[begin DATA PROVIDED]
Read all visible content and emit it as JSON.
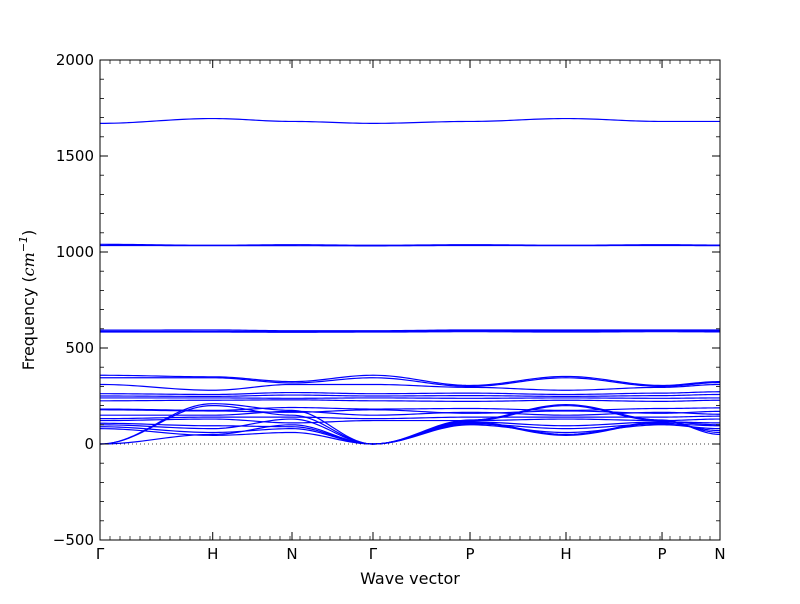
{
  "chart_data": {
    "type": "line",
    "xlabel": "Wave vector",
    "ylabel_prefix": "Frequency (",
    "ylabel_unit": "cm",
    "ylabel_exp": "−1",
    "ylabel_suffix": ")",
    "ylim": [
      -500,
      2000
    ],
    "yticks": [
      -500,
      0,
      500,
      1000,
      1500,
      2000
    ],
    "ytick_labels": [
      "−500",
      "0",
      "500",
      "1000",
      "1500",
      "2000"
    ],
    "xlim": [
      0,
      1
    ],
    "grid": false,
    "series_color": "#0000ff",
    "zero_line": 0,
    "high_symmetry_points": [
      {
        "label": "Γ",
        "x": 0.0
      },
      {
        "label": "H",
        "x": 0.1818
      },
      {
        "label": "N",
        "x": 0.3097
      },
      {
        "label": "Γ",
        "x": 0.4403
      },
      {
        "label": "P",
        "x": 0.5968
      },
      {
        "label": "H",
        "x": 0.7516
      },
      {
        "label": "P",
        "x": 0.9065
      },
      {
        "label": "N",
        "x": 1.0
      }
    ],
    "bands_at_high_symmetry_points": [
      [
        1670,
        1695,
        1680,
        1670,
        1680,
        1695,
        1680,
        1680
      ],
      [
        1040,
        1035,
        1038,
        1035,
        1038,
        1035,
        1038,
        1036
      ],
      [
        1034,
        1033,
        1033,
        1032,
        1034,
        1033,
        1034,
        1033
      ],
      [
        593,
        594,
        590,
        590,
        594,
        594,
        594,
        594
      ],
      [
        587,
        587,
        586,
        587,
        590,
        588,
        590,
        588
      ],
      [
        583,
        583,
        582,
        583,
        585,
        583,
        585,
        584
      ],
      [
        358,
        350,
        325,
        358,
        305,
        352,
        305,
        325
      ],
      [
        345,
        345,
        318,
        345,
        300,
        345,
        300,
        320
      ],
      [
        310,
        280,
        310,
        310,
        295,
        280,
        295,
        310
      ],
      [
        262,
        258,
        268,
        262,
        265,
        258,
        265,
        272
      ],
      [
        250,
        248,
        255,
        250,
        252,
        248,
        252,
        258
      ],
      [
        240,
        240,
        238,
        240,
        238,
        240,
        238,
        240
      ],
      [
        225,
        228,
        230,
        225,
        222,
        228,
        222,
        228
      ],
      [
        182,
        175,
        190,
        182,
        185,
        175,
        185,
        188
      ],
      [
        178,
        172,
        165,
        178,
        160,
        172,
        160,
        170
      ],
      [
        150,
        150,
        170,
        150,
        165,
        150,
        165,
        155
      ],
      [
        132,
        140,
        140,
        132,
        140,
        140,
        140,
        145
      ],
      [
        122,
        130,
        110,
        122,
        122,
        130,
        122,
        130
      ],
      [
        108,
        95,
        90,
        0,
        115,
        95,
        115,
        110
      ],
      [
        100,
        80,
        130,
        0,
        105,
        80,
        105,
        95
      ],
      [
        90,
        60,
        80,
        0,
        100,
        60,
        100,
        80
      ],
      [
        80,
        45,
        60,
        0,
        110,
        45,
        110,
        70
      ],
      [
        0,
        200,
        150,
        0,
        120,
        200,
        120,
        60
      ],
      [
        0,
        210,
        175,
        0,
        125,
        205,
        125,
        50
      ],
      [
        0,
        50,
        100,
        0,
        115,
        50,
        115,
        100
      ]
    ]
  }
}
[end DATA PROVIDED]
TASK STATEMENT >> Return each line from the material above exactly, but not the pictures.

SOLUTION >>
Read all visible content and emit it as JSON.
{
  "chart_data": {
    "type": "line",
    "xlabel": "Wave vector",
    "ylabel_prefix": "Frequency (",
    "ylabel_unit": "cm",
    "ylabel_exp": "−1",
    "ylabel_suffix": ")",
    "ylim": [
      -500,
      2000
    ],
    "yticks": [
      -500,
      0,
      500,
      1000,
      1500,
      2000
    ],
    "ytick_labels": [
      "−500",
      "0",
      "500",
      "1000",
      "1500",
      "2000"
    ],
    "xlim": [
      0,
      1
    ],
    "grid": false,
    "series_color": "#0000ff",
    "zero_line": 0,
    "high_symmetry_points": [
      {
        "label": "Γ",
        "x": 0.0
      },
      {
        "label": "H",
        "x": 0.1818
      },
      {
        "label": "N",
        "x": 0.3097
      },
      {
        "label": "Γ",
        "x": 0.4403
      },
      {
        "label": "P",
        "x": 0.5968
      },
      {
        "label": "H",
        "x": 0.7516
      },
      {
        "label": "P",
        "x": 0.9065
      },
      {
        "label": "N",
        "x": 1.0
      }
    ],
    "bands_at_high_symmetry_points": [
      [
        1670,
        1695,
        1680,
        1670,
        1680,
        1695,
        1680,
        1680
      ],
      [
        1040,
        1035,
        1038,
        1035,
        1038,
        1035,
        1038,
        1036
      ],
      [
        1034,
        1033,
        1033,
        1032,
        1034,
        1033,
        1034,
        1033
      ],
      [
        593,
        594,
        590,
        590,
        594,
        594,
        594,
        594
      ],
      [
        587,
        587,
        586,
        587,
        590,
        588,
        590,
        588
      ],
      [
        583,
        583,
        582,
        583,
        585,
        583,
        585,
        584
      ],
      [
        358,
        350,
        325,
        358,
        305,
        352,
        305,
        325
      ],
      [
        345,
        345,
        318,
        345,
        300,
        345,
        300,
        320
      ],
      [
        310,
        280,
        310,
        310,
        295,
        280,
        295,
        310
      ],
      [
        262,
        258,
        268,
        262,
        265,
        258,
        265,
        272
      ],
      [
        250,
        248,
        255,
        250,
        252,
        248,
        252,
        258
      ],
      [
        240,
        240,
        238,
        240,
        238,
        240,
        238,
        240
      ],
      [
        225,
        228,
        230,
        225,
        222,
        228,
        222,
        228
      ],
      [
        182,
        175,
        190,
        182,
        185,
        175,
        185,
        188
      ],
      [
        178,
        172,
        165,
        178,
        160,
        172,
        160,
        170
      ],
      [
        150,
        150,
        170,
        150,
        165,
        150,
        165,
        155
      ],
      [
        132,
        140,
        140,
        132,
        140,
        140,
        140,
        145
      ],
      [
        122,
        130,
        110,
        122,
        122,
        130,
        122,
        130
      ],
      [
        108,
        95,
        90,
        0,
        115,
        95,
        115,
        110
      ],
      [
        100,
        80,
        130,
        0,
        105,
        80,
        105,
        95
      ],
      [
        90,
        60,
        80,
        0,
        100,
        60,
        100,
        80
      ],
      [
        80,
        45,
        60,
        0,
        110,
        45,
        110,
        70
      ],
      [
        0,
        200,
        150,
        0,
        120,
        200,
        120,
        60
      ],
      [
        0,
        210,
        175,
        0,
        125,
        205,
        125,
        50
      ],
      [
        0,
        50,
        100,
        0,
        115,
        50,
        115,
        100
      ]
    ]
  }
}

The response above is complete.